_Work to complete_. Counting only lines that hold "value", give the total and nothing more.

Items from a figure collection
□ □ □ □ □ □ □
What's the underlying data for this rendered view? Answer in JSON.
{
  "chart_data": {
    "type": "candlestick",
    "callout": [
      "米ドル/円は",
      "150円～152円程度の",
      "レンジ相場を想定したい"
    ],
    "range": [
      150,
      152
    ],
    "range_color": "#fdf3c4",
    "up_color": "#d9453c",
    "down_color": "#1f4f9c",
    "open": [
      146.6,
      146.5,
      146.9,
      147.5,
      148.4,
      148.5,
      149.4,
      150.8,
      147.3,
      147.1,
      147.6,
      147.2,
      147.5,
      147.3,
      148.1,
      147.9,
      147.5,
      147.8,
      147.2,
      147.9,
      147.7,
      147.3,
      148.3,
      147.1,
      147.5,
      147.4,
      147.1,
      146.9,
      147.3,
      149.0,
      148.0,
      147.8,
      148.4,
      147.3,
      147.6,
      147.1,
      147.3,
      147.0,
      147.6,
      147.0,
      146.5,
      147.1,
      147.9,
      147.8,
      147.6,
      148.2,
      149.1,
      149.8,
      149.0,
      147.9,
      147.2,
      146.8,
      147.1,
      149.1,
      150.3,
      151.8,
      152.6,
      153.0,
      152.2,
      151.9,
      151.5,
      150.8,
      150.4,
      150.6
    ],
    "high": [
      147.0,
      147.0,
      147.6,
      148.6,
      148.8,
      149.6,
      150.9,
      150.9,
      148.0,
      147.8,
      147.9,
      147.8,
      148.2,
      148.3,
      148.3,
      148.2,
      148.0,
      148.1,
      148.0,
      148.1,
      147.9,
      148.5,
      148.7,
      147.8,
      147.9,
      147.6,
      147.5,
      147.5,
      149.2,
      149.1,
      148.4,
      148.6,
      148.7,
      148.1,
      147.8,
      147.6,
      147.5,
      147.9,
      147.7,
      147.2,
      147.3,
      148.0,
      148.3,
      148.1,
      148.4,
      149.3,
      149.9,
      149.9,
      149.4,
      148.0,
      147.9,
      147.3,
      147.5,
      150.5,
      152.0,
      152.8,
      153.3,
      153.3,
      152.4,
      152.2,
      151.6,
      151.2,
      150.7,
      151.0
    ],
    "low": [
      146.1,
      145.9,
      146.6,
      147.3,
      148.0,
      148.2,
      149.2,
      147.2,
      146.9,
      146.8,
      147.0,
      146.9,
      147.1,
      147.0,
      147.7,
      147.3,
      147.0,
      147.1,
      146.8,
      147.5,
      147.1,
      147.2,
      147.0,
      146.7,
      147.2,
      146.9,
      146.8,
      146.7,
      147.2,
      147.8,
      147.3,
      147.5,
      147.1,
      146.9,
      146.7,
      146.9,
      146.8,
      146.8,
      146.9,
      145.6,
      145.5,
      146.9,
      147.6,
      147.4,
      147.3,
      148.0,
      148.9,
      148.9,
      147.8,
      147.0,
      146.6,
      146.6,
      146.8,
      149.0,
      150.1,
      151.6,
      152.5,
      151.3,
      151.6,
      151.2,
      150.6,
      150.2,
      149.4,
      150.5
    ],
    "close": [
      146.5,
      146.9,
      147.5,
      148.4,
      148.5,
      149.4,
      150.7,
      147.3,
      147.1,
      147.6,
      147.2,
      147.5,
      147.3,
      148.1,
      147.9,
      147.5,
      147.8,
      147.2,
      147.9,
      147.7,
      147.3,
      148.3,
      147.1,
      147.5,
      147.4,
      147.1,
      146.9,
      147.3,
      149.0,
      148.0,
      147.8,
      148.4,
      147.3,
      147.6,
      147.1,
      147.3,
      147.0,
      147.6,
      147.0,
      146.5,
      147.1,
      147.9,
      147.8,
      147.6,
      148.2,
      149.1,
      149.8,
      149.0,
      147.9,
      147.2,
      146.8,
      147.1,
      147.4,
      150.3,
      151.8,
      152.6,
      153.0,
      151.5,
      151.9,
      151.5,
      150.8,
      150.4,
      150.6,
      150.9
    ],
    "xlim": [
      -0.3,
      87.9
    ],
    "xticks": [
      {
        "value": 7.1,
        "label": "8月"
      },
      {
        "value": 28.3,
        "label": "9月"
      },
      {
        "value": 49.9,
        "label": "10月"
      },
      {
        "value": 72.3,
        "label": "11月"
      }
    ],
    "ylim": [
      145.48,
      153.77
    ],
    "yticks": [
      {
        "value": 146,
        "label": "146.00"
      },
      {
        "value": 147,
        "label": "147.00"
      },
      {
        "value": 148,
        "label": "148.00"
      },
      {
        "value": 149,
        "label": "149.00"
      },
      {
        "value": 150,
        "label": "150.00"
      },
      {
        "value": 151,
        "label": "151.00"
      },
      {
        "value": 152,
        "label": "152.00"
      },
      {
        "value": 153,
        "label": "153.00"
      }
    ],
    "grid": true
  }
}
□ □ □ □ □ □ □
_Task output_. 12